Extract to read |
___

Skip to content
New issue

Have a question about this project? Sign up for a free GitHub account to open an issue and contact its maintainers and the community.

By clicking “Sign up for GitHub”, you agree to our terms of service and privacy statement. We’ll occasionally send you account related emails.

Already on GitHub? Sign in to your account

ARROW-13816: [Go][C] Implement Consumer APIs for C Data Interface in Go #11037

Closed
wants to merge 21 commits into from

Conversation

zeroshade
Copy link
Member

This supercedes some portions of #10995 as I think it's better to centralize the cdata interface interactions in a specific module that is part of the arrow module rather than it being a part of the dataset module. So this should get reviewed and merged first.

CC @pitrou @emkornfield

@github-actions
Copy link

@zeroshade
Copy link
Member Author

The failure in the integration test is an issue with the rust implementation that is unrelated to this change it seems.

@pitrou
Copy link
Member

pitrou commented Aug 31, 2021

Yes, the integration test failure is unrelated.

@pitrou
Copy link
Member

pitrou commented Sep 1, 2021

Hmm, I feel incompetent to review Go code.
What would be interesting would be to validate this using PyArrow, for example:

  • have a Go test module that exposes some C APIs that import a Schema or Array and test something with it (like you did with panic calls)
  • have a Python test module that loads the Go test module using ctypes, export a Schema or Array, and gives the exported pointer to the Go test APIs

@zeroshade
Copy link
Member Author

@pitrou I'm rather happy with myself at the moment since I've managed to actually pull your suggestion off, though i'm not sure the best way to actually incorporate such a test into the current build system. For posterity, here's some snippets showing what I did:

Created a go file with the following:

package main

import (
    "fmt"
    "unsafe"

    "github.com/apache/arrow/go/arrow/cdata"
)

// #include <stdint.h>
import "C"

//export importSchema
func importSchema(ptr C.uintptr_t) {
    sc := (*cdata.CArrowSchema)(unsafe.Pointer(uintptr(ptr)))
    fmt.Println(cdata.ImportCArrowSchema(sc))
}

func main() {}

In order to build a c-shared library it apparently needs to be a main package. Anyway, the above file will export a function "importSchema" which takes a uintptr_t which is a pointer to an struct ArrowSchema. Running the command go build -buildmode=c-shared -o gotest.dll . if on windows or using gotest.so for linux. Then in python I did the following:

>>> import pyarrow as pa
>>> from pyarrow.cffi import ffi
>>> c_schema = ffi.new("struct ArrowSchema*")
>>> ptr_schema = int(ffi.cast("uintptr_t", c_schema))
>>> pa.schema([('ints', pa.list_(pa.int32()))], metadata={b'key1': b'value1'})._export_to_c(ptr_schema)
>>> from ctypes import *
>>> gotest = cdll.LoadLibrary('gotest.dll') # or gotest.so
>>> gotest.importSchema(c_ulonglong(ptr_schema))

___

Resume the pull request thread on the Go consumer APIs for the Arrow C Data Interface, starting right after its last line. The listing that comes next plays no part in this work.

Raw data |
___

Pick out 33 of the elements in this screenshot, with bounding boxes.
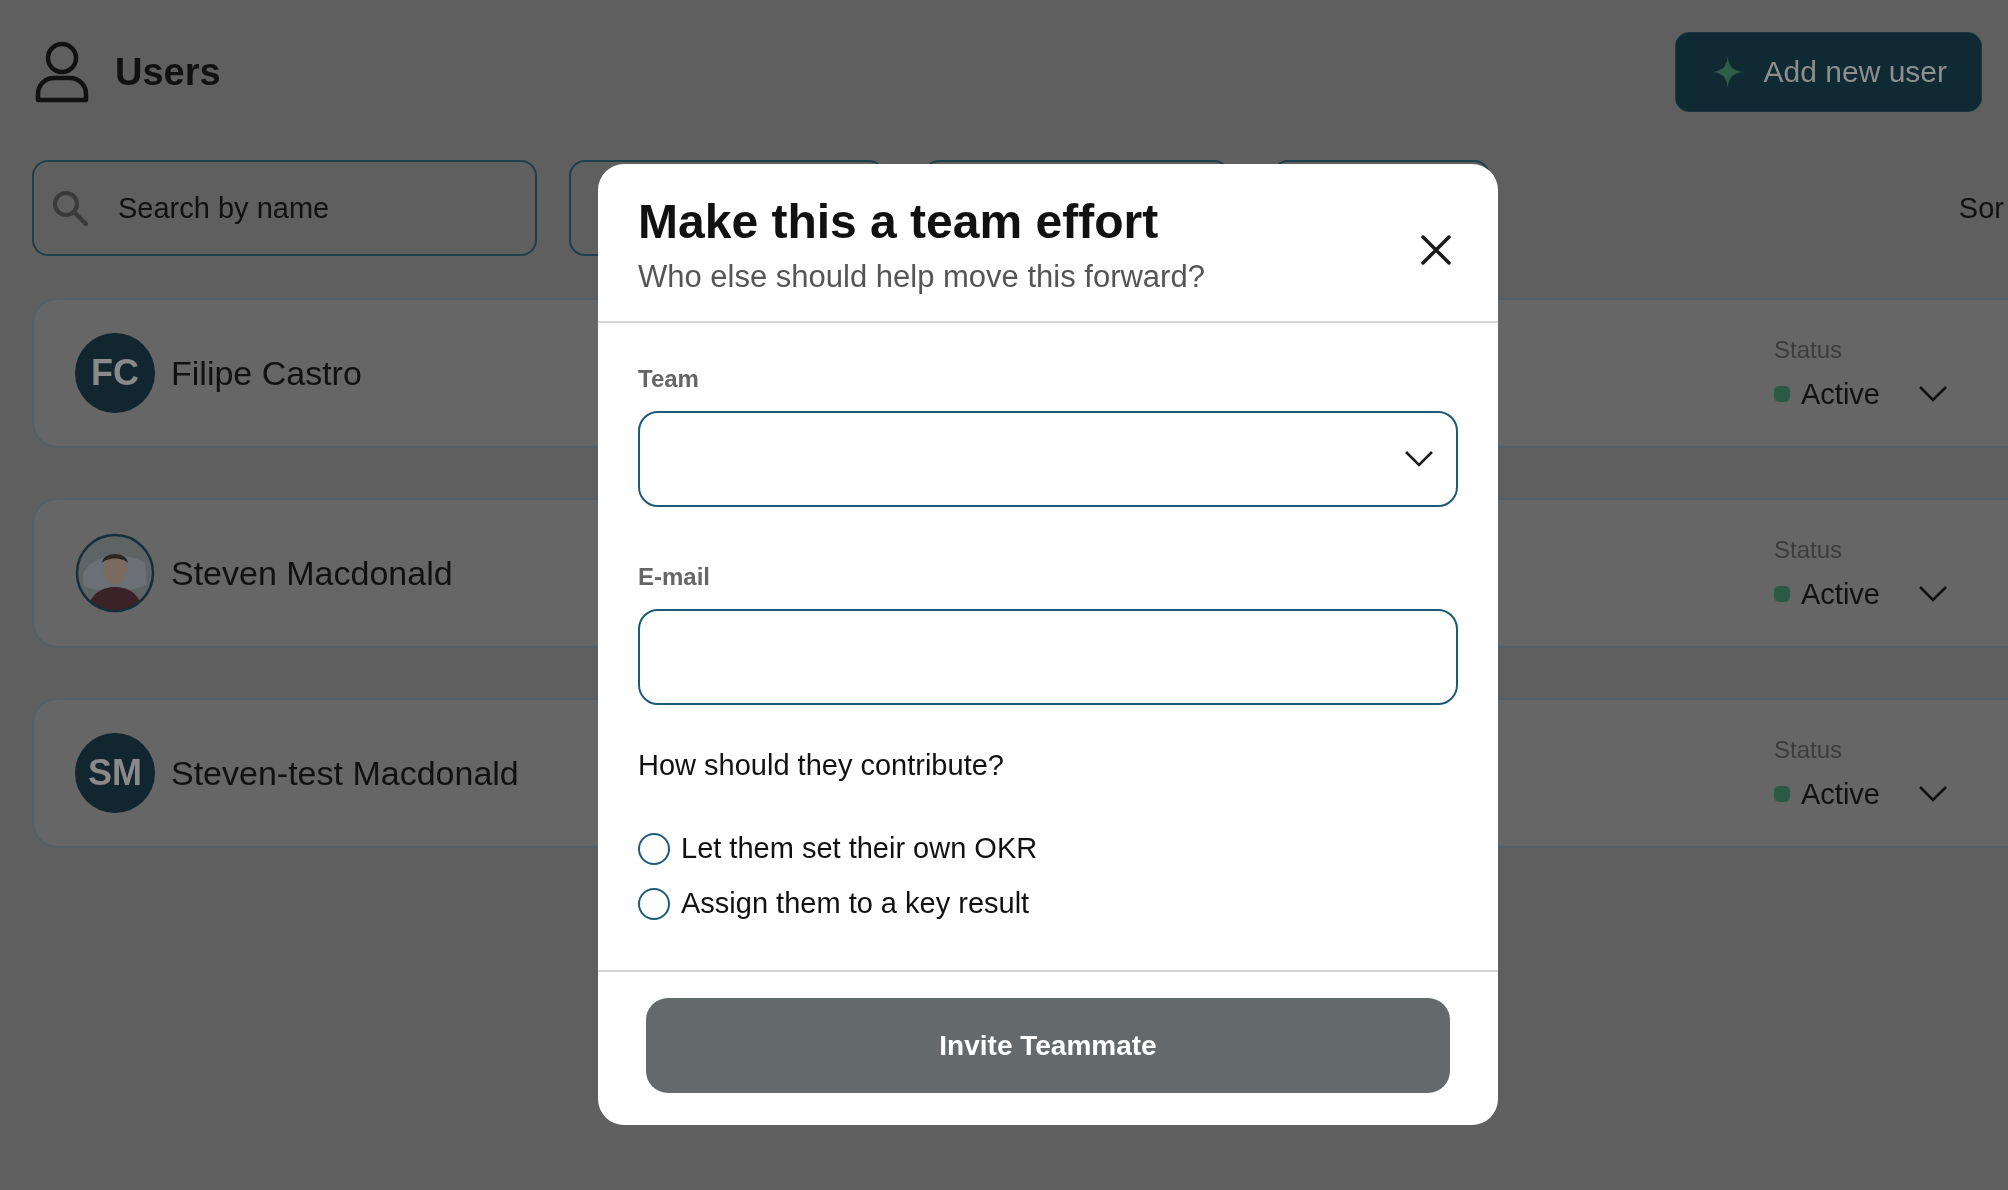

___

Exercise answer |
schema:
   fields: 1
     - ints:  type=list<item: int32>, nullable
   metadata:  ["key1": "value1"]
0

So all in all, really cool. But I don't know where in the tests would make sense for how I should incorporate such a test where I build the go dynamic lib and then run the a python script with pyarrow to call the function. Any ideas?

@pitrou
Copy link
Member

pitrou commented Sep 2, 2021

Well, I don't know how Go runs tests, so I'm not able to answer that question. Perhaps @sbinet or @fsaintjacques have an idea.

@pitrou
Copy link
Member

pitrou commented Sep 2, 2021

Note that the CI runs the scripts https://github.com/apache/arrow/blob/master/ci/scripts/go_build.sh and https://github.com/apache/arrow/blob/master/ci/scripts/go_test.sh as part of its Docker routine: https://github.com/apache/arrow/blob/master/docker-compose.yml#L1196-L1199

(which you can also reproduce using archery docker run debian-go : see here for installing Archery)

@zeroshade
Copy link
Member Author

so, the go tests just run by running go test which executes the tests. It's more that I'm not sure the best way to use pyarrow in the tests here. Should I modify the docker so it actually builds the entire c++ -> python toolchain to build pyarrow? Or should I just add python to the docker image and then just pip install pyarrow in the go_test.sh script?

@pitrou
Copy link
Member

pitrou commented Sep 2, 2021

Ah, you can just pip install pyarrow, fortunately.

@zeroshade
Copy link
Member Author

Ok, i'll muck around with the tests and see if i can easily put something together to do that as an integration test then.

@zeroshade
Copy link
Member Author

@pitrou I've updated the test cases to add a test which installs pyarrow and runs a python script against a built golang shared object module to test and confirm exporting a schema and record batch from python to Go and Go importing it correctly. 😄

@zeroshade
Copy link
Member Author

@pitrou @emkornfield @sbinet @fsaintjacques

Any chance I might be able to get an approval on this? I have POC for implementing the producer APIs but it relies a lot on this same consumer code so I'd rather file it as a subsequent PR rather than make this one bigger.

@pitrou
Copy link
Member

pitrou commented Sep 7, 2021

I don't really read Go. I can try to give general advice but some Go developer will have to review the implementation.

go/arrow/cdata/utils.h Outdated Show resolved Hide resolved
go/arrow/cdata/cdata_testframework.c Outdated Show resolved Hide resolved
@pitrou
Copy link
Member

pitrou commented Sep 8, 2021

@zeroshade I pushed some changes to improve the Python tests and try to fix some allocation issues. Can you double-check them?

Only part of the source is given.